:: To be done ::
What is the number of lines in the data holding the word "screenshot"? Give that number by itself.

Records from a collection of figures
....................

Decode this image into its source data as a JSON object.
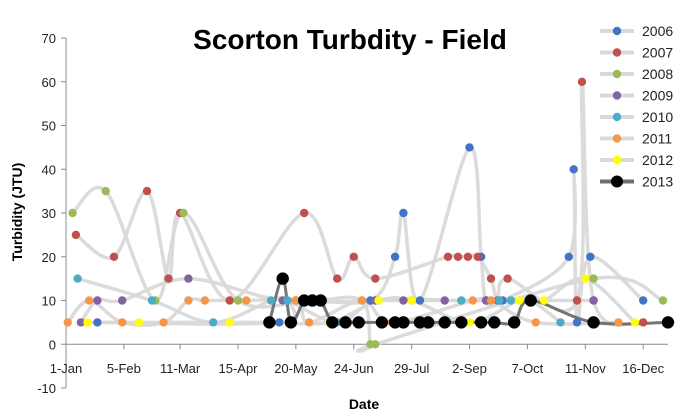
{
  "chart_data": {
    "type": "scatter",
    "title": "Scorton Turbdity - Field",
    "xlabel": "Date",
    "ylabel": "Turbidity (JTU)",
    "ylim": [
      -10,
      70
    ],
    "yticks": [
      "-10",
      "0",
      "10",
      "20",
      "30",
      "40",
      "50",
      "60",
      "70"
    ],
    "x_unit": "day of year",
    "xlim": [
      1,
      365
    ],
    "xticks": [
      {
        "day": 1,
        "label": "1-Jan"
      },
      {
        "day": 36,
        "label": "5-Feb"
      },
      {
        "day": 70,
        "label": "11-Mar"
      },
      {
        "day": 105,
        "label": "15-Apr"
      },
      {
        "day": 140,
        "label": "20-May"
      },
      {
        "day": 175,
        "label": "24-Jun"
      },
      {
        "day": 210,
        "label": "29-Jul"
      },
      {
        "day": 245,
        "label": "2-Sep"
      },
      {
        "day": 280,
        "label": "7-Oct"
      },
      {
        "day": 315,
        "label": "11-Nov"
      },
      {
        "day": 350,
        "label": "16-Dec"
      }
    ],
    "legend_position": "right",
    "grid": false,
    "smoothed_lines": true,
    "series": [
      {
        "name": "2006",
        "color": "#4472c4",
        "x": [
          20,
          130,
          140,
          185,
          200,
          205,
          215,
          245,
          252,
          255,
          265,
          305,
          308,
          310,
          318,
          350
        ],
        "y": [
          5,
          5,
          10,
          10,
          20,
          30,
          10,
          45,
          20,
          10,
          10,
          20,
          40,
          5,
          20,
          10
        ]
      },
      {
        "name": "2007",
        "color": "#c0504d",
        "x": [
          7,
          30,
          50,
          63,
          70,
          100,
          145,
          165,
          175,
          188,
          232,
          238,
          244,
          250,
          258,
          262,
          268,
          310,
          313,
          320,
          350
        ],
        "y": [
          25,
          20,
          35,
          15,
          30,
          10,
          30,
          15,
          20,
          15,
          20,
          20,
          20,
          20,
          15,
          10,
          15,
          10,
          60,
          10,
          5
        ]
      },
      {
        "name": "2008",
        "color": "#9bbb59",
        "x": [
          5,
          25,
          55,
          72,
          105,
          150,
          180,
          185,
          188,
          320,
          362
        ],
        "y": [
          30,
          35,
          10,
          30,
          10,
          10,
          10,
          0,
          0,
          15,
          10
        ]
      },
      {
        "name": "2009",
        "color": "#8064a2",
        "x": [
          10,
          20,
          35,
          75,
          132,
          188,
          205,
          210,
          230,
          255,
          320
        ],
        "y": [
          5,
          10,
          10,
          15,
          10,
          10,
          10,
          10,
          10,
          10,
          10
        ]
      },
      {
        "name": "2010",
        "color": "#4bacc6",
        "x": [
          8,
          53,
          90,
          125,
          135,
          165,
          190,
          240,
          263,
          270,
          282,
          300
        ],
        "y": [
          15,
          10,
          5,
          10,
          10,
          5,
          10,
          10,
          10,
          10,
          10,
          5
        ]
      },
      {
        "name": "2011",
        "color": "#f79646",
        "x": [
          2,
          15,
          35,
          60,
          75,
          85,
          110,
          140,
          148,
          180,
          198,
          247,
          258,
          285,
          335
        ],
        "y": [
          5,
          10,
          5,
          5,
          10,
          10,
          10,
          10,
          5,
          10,
          5,
          10,
          10,
          5,
          5
        ]
      },
      {
        "name": "2012",
        "color": "#ffff00",
        "x": [
          14,
          45,
          100,
          125,
          160,
          190,
          210,
          245,
          275,
          290,
          315,
          345
        ],
        "y": [
          5,
          5,
          5,
          5,
          5,
          10,
          10,
          5,
          10,
          10,
          15,
          5
        ]
      },
      {
        "name": "2013",
        "color": "#000000",
        "x": [
          124,
          132,
          137,
          145,
          150,
          155,
          162,
          170,
          178,
          192,
          200,
          205,
          215,
          220,
          230,
          240,
          252,
          260,
          272,
          282,
          320,
          365
        ],
        "y": [
          5,
          15,
          5,
          10,
          10,
          10,
          5,
          5,
          5,
          5,
          5,
          5,
          5,
          5,
          5,
          5,
          5,
          5,
          5,
          10,
          5,
          5
        ]
      }
    ]
  }
}
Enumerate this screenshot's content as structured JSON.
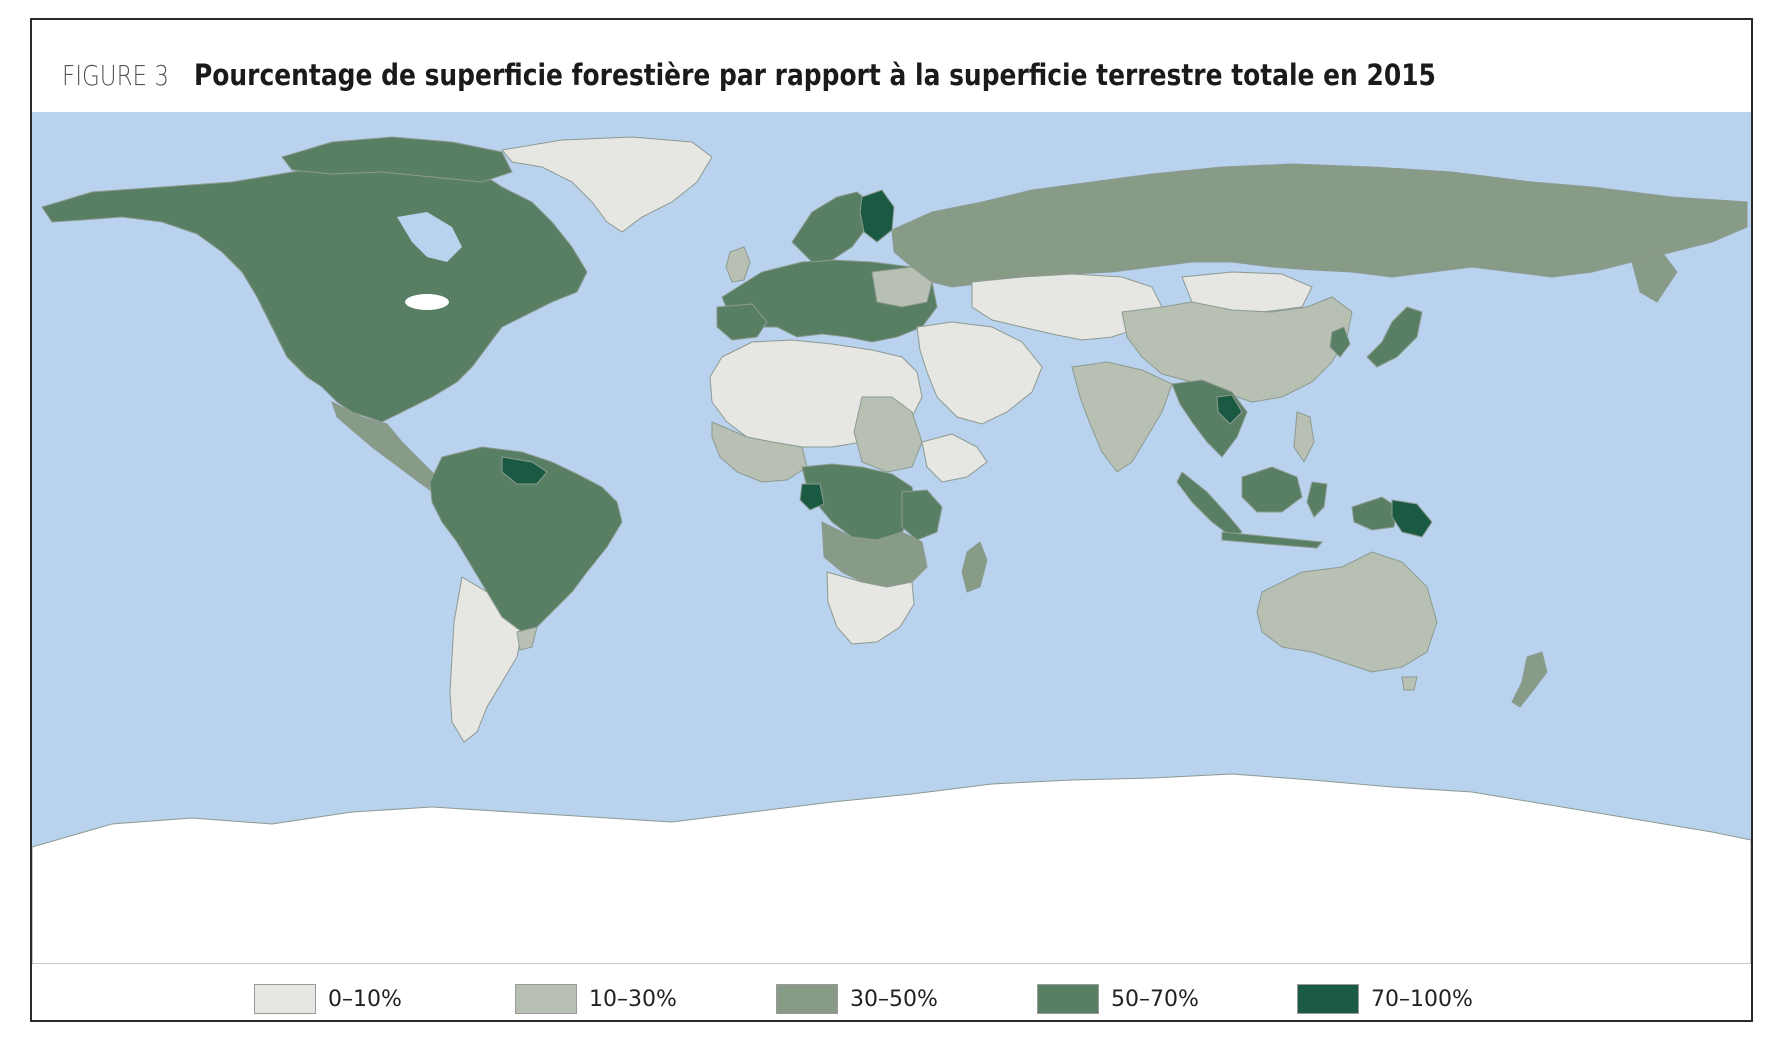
{
  "figure": {
    "label": "FIGURE 3",
    "title": "Pourcentage de superficie forestière par rapport à la superficie terrestre totale en 2015"
  },
  "colors": {
    "ocean": "#b9d3ee",
    "antarctica": "#ffffff",
    "border": "#8d9a91",
    "class_0_10": "#e6e6e3",
    "class_10_30": "#b7c0b2",
    "class_30_50": "#879b87",
    "class_50_70": "#587f63",
    "class_70_100": "#1a5a42"
  },
  "legend": [
    {
      "label": "0–10%",
      "color": "#e6e6e3"
    },
    {
      "label": "10–30%",
      "color": "#b7c0b2"
    },
    {
      "label": "30–50%",
      "color": "#879b87"
    },
    {
      "label": "50–70%",
      "color": "#587f63"
    },
    {
      "label": "70–100%",
      "color": "#1a5a42"
    }
  ]
}
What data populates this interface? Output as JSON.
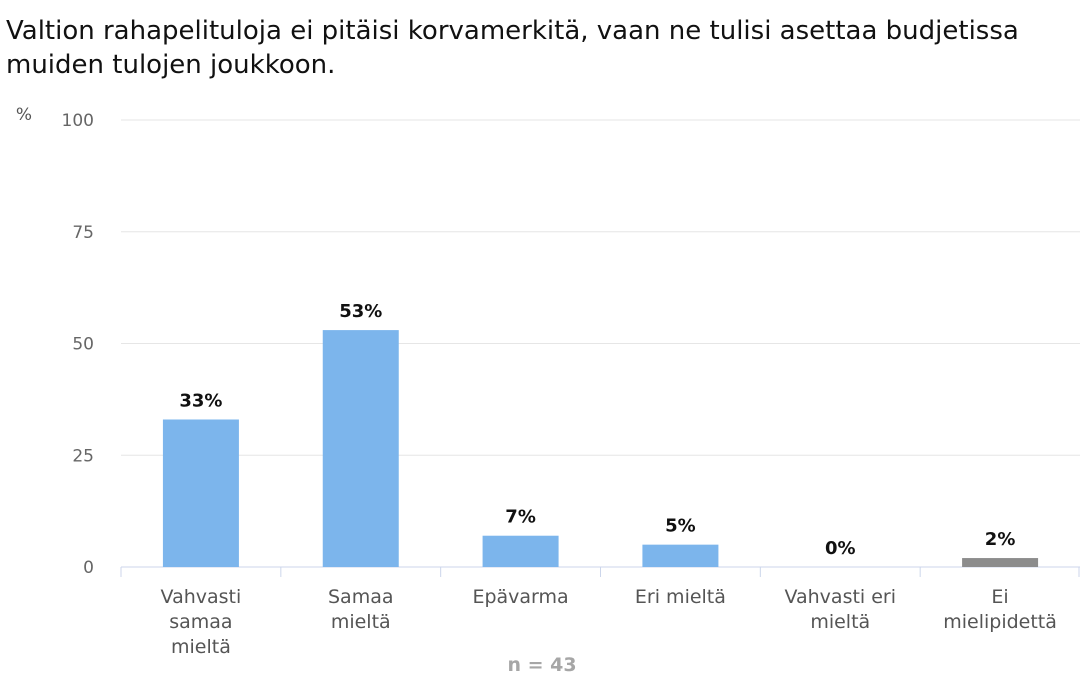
{
  "chart_data": {
    "type": "bar",
    "title": "Valtion rahapelituloja ei pitäisi korvamerkitä, vaan ne tulisi asettaa budjetissa muiden tulojen joukkoon.",
    "ylabel": "%",
    "ylim": [
      0,
      100
    ],
    "yticks": [
      0,
      25,
      50,
      75,
      100
    ],
    "categories": [
      [
        "Vahvasti",
        "samaa",
        "mieltä"
      ],
      [
        "Samaa",
        "mieltä"
      ],
      [
        "Epävarma"
      ],
      [
        "Eri mieltä"
      ],
      [
        "Vahvasti eri",
        "mieltä"
      ],
      [
        "Ei",
        "mielipidettä"
      ]
    ],
    "values": [
      33,
      53,
      7,
      5,
      0,
      2
    ],
    "data_labels": [
      "33%",
      "53%",
      "7%",
      "5%",
      "0%",
      "2%"
    ],
    "bar_colors": [
      "#7cb5ec",
      "#7cb5ec",
      "#7cb5ec",
      "#7cb5ec",
      "#7cb5ec",
      "#8c8c8c"
    ],
    "grid": true,
    "footer": "n = 43"
  }
}
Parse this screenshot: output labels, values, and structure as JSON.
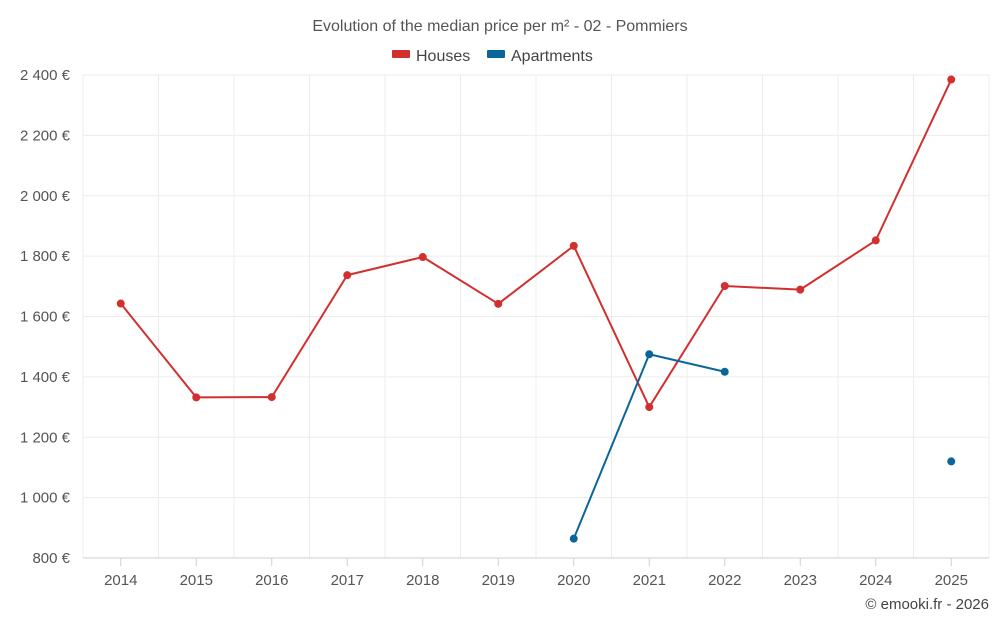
{
  "chart_data": {
    "type": "line",
    "title": "Evolution of the median price per m² - 02 - Pommiers",
    "x": [
      "2014",
      "2015",
      "2016",
      "2017",
      "2018",
      "2019",
      "2020",
      "2021",
      "2022",
      "2023",
      "2024",
      "2025"
    ],
    "ylim": [
      800,
      2400
    ],
    "yticks": [
      800,
      1000,
      1200,
      1400,
      1600,
      1800,
      2000,
      2200,
      2400
    ],
    "ytick_labels": [
      "800 €",
      "1 000 €",
      "1 200 €",
      "1 400 €",
      "1 600 €",
      "1 800 €",
      "2 000 €",
      "2 200 €",
      "2 400 €"
    ],
    "xlabel": "",
    "ylabel": "",
    "grid": true,
    "legend_position": "top-center",
    "series": [
      {
        "name": "Houses",
        "color": "#d32f2f",
        "values": [
          1643,
          1332,
          1333,
          1737,
          1797,
          1642,
          1834,
          1300,
          1701,
          1689,
          1852,
          2385
        ]
      },
      {
        "name": "Apartments",
        "color": "#0a6699",
        "values": [
          null,
          null,
          null,
          null,
          null,
          null,
          864,
          1475,
          1417,
          null,
          null,
          1120
        ]
      }
    ],
    "credit": "© emooki.fr - 2026"
  }
}
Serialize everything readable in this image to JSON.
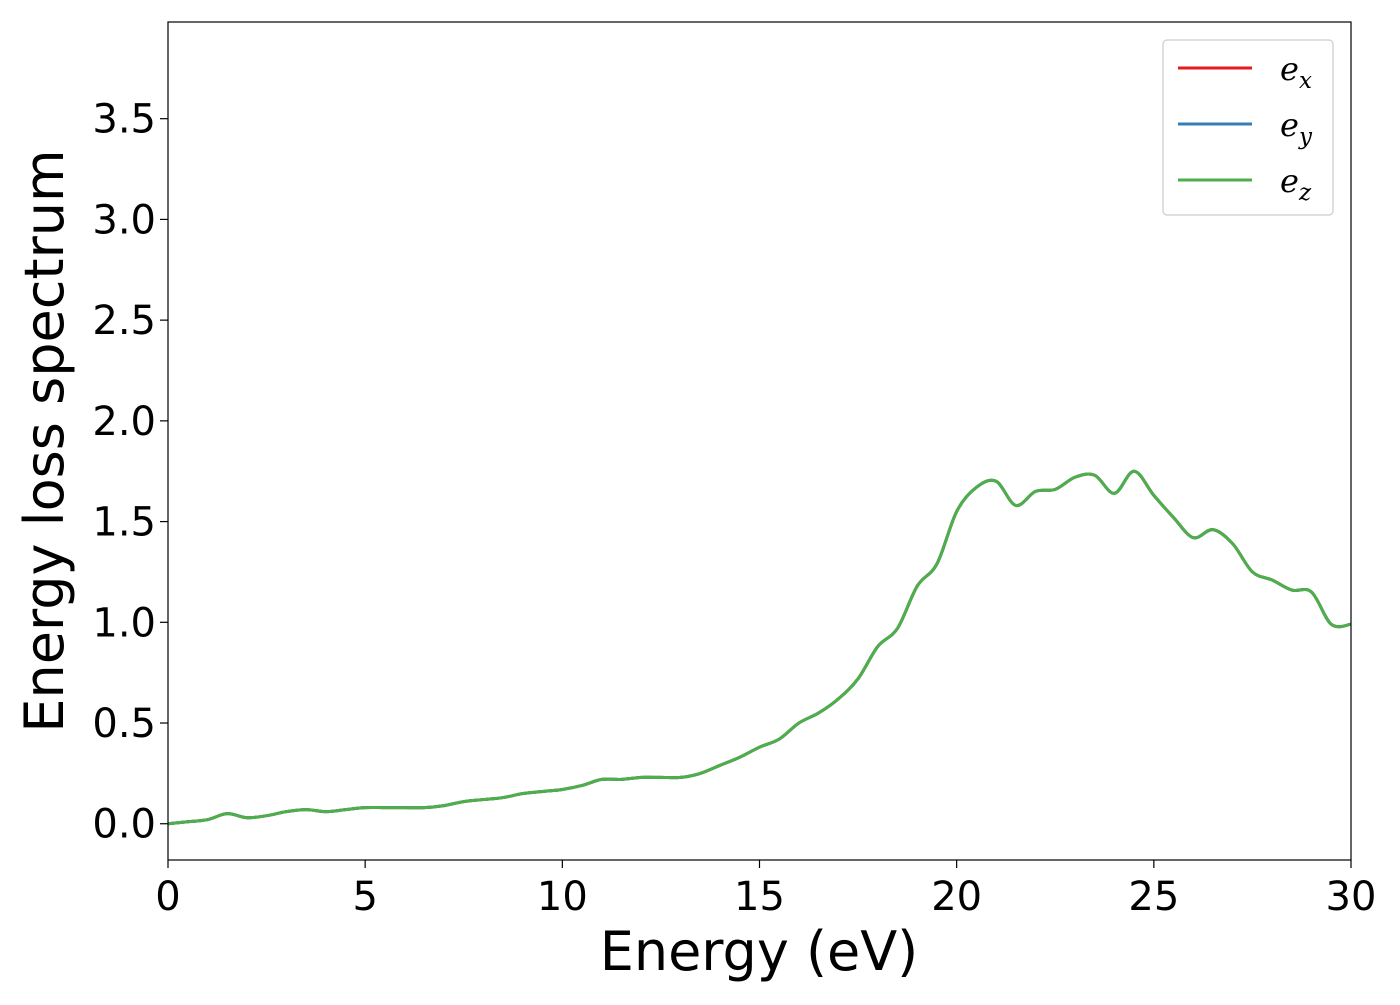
{
  "chart_data": {
    "type": "line",
    "title": "",
    "xlabel": "Energy (eV)",
    "ylabel": "Energy loss spectrum",
    "xlim": [
      0,
      30
    ],
    "ylim": [
      -0.18,
      3.98
    ],
    "xticks": [
      "0",
      "5",
      "10",
      "15",
      "20",
      "25",
      "30"
    ],
    "yticks": [
      "0.0",
      "0.5",
      "1.0",
      "1.5",
      "2.0",
      "2.5",
      "3.0",
      "3.5"
    ],
    "grid": false,
    "legend_position": "top-right",
    "x": [
      0,
      0.5,
      1.0,
      1.5,
      2.0,
      2.5,
      3.0,
      3.5,
      4.0,
      4.5,
      5.0,
      5.5,
      6.0,
      6.5,
      7.0,
      7.5,
      8.0,
      8.5,
      9.0,
      9.5,
      10.0,
      10.5,
      11.0,
      11.5,
      12.0,
      12.5,
      13.0,
      13.5,
      14.0,
      14.5,
      15.0,
      15.5,
      16.0,
      16.5,
      17.0,
      17.5,
      18.0,
      18.5,
      19.0,
      19.5,
      20.0,
      20.5,
      21.0,
      21.5,
      22.0,
      22.5,
      23.0,
      23.5,
      24.0,
      24.5,
      25.0,
      25.5,
      26.0,
      26.5,
      27.0,
      27.5,
      28.0,
      28.5,
      29.0,
      29.5,
      30.0
    ],
    "series": [
      {
        "name": "x",
        "color": "#e41a1c",
        "values": [
          0.0,
          0.01,
          0.02,
          0.05,
          0.03,
          0.04,
          0.06,
          0.07,
          0.06,
          0.07,
          0.08,
          0.08,
          0.08,
          0.08,
          0.09,
          0.11,
          0.12,
          0.13,
          0.15,
          0.16,
          0.17,
          0.19,
          0.22,
          0.22,
          0.23,
          0.23,
          0.23,
          0.25,
          0.29,
          0.33,
          0.38,
          0.42,
          0.5,
          0.55,
          0.62,
          0.72,
          0.88,
          0.97,
          1.18,
          1.29,
          1.55,
          1.67,
          1.7,
          1.58,
          1.65,
          1.66,
          1.72,
          1.73,
          1.64,
          1.75,
          1.63,
          1.52,
          1.42,
          1.46,
          1.39,
          1.25,
          1.21,
          1.16,
          1.15,
          0.99,
          0.99
        ]
      },
      {
        "name": "y",
        "color": "#377eb8",
        "values": [
          0.0,
          0.01,
          0.02,
          0.05,
          0.03,
          0.04,
          0.06,
          0.07,
          0.06,
          0.07,
          0.08,
          0.08,
          0.08,
          0.08,
          0.09,
          0.11,
          0.12,
          0.13,
          0.15,
          0.16,
          0.17,
          0.19,
          0.22,
          0.22,
          0.23,
          0.23,
          0.23,
          0.25,
          0.29,
          0.33,
          0.38,
          0.42,
          0.5,
          0.55,
          0.62,
          0.72,
          0.88,
          0.97,
          1.18,
          1.29,
          1.55,
          1.67,
          1.7,
          1.58,
          1.65,
          1.66,
          1.72,
          1.73,
          1.64,
          1.75,
          1.63,
          1.52,
          1.42,
          1.46,
          1.39,
          1.25,
          1.21,
          1.16,
          1.15,
          0.99,
          0.99
        ]
      },
      {
        "name": "z",
        "color": "#4daf4a",
        "values": [
          0.0,
          0.01,
          0.02,
          0.05,
          0.03,
          0.04,
          0.06,
          0.07,
          0.06,
          0.07,
          0.08,
          0.08,
          0.08,
          0.08,
          0.09,
          0.11,
          0.12,
          0.13,
          0.15,
          0.16,
          0.17,
          0.19,
          0.22,
          0.22,
          0.23,
          0.23,
          0.23,
          0.25,
          0.29,
          0.33,
          0.38,
          0.42,
          0.5,
          0.55,
          0.62,
          0.72,
          0.88,
          0.97,
          1.18,
          1.29,
          1.55,
          1.67,
          1.7,
          1.58,
          1.65,
          1.66,
          1.72,
          1.73,
          1.64,
          1.75,
          1.63,
          1.52,
          1.42,
          1.46,
          1.39,
          1.25,
          1.21,
          1.16,
          1.15,
          0.99,
          0.99
        ]
      }
    ],
    "legend": [
      {
        "symbol": "e",
        "subscript": "x",
        "color": "#e41a1c"
      },
      {
        "symbol": "e",
        "subscript": "y",
        "color": "#377eb8"
      },
      {
        "symbol": "e",
        "subscript": "z",
        "color": "#4daf4a"
      }
    ]
  }
}
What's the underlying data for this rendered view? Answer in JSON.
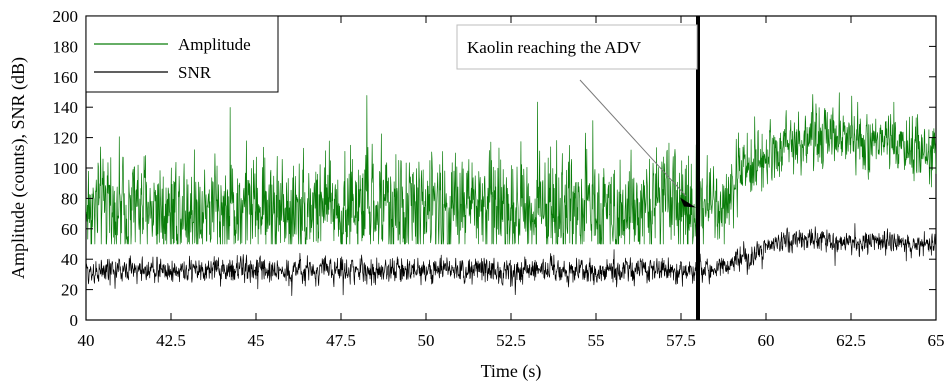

....................

:: Exercise solution ::
2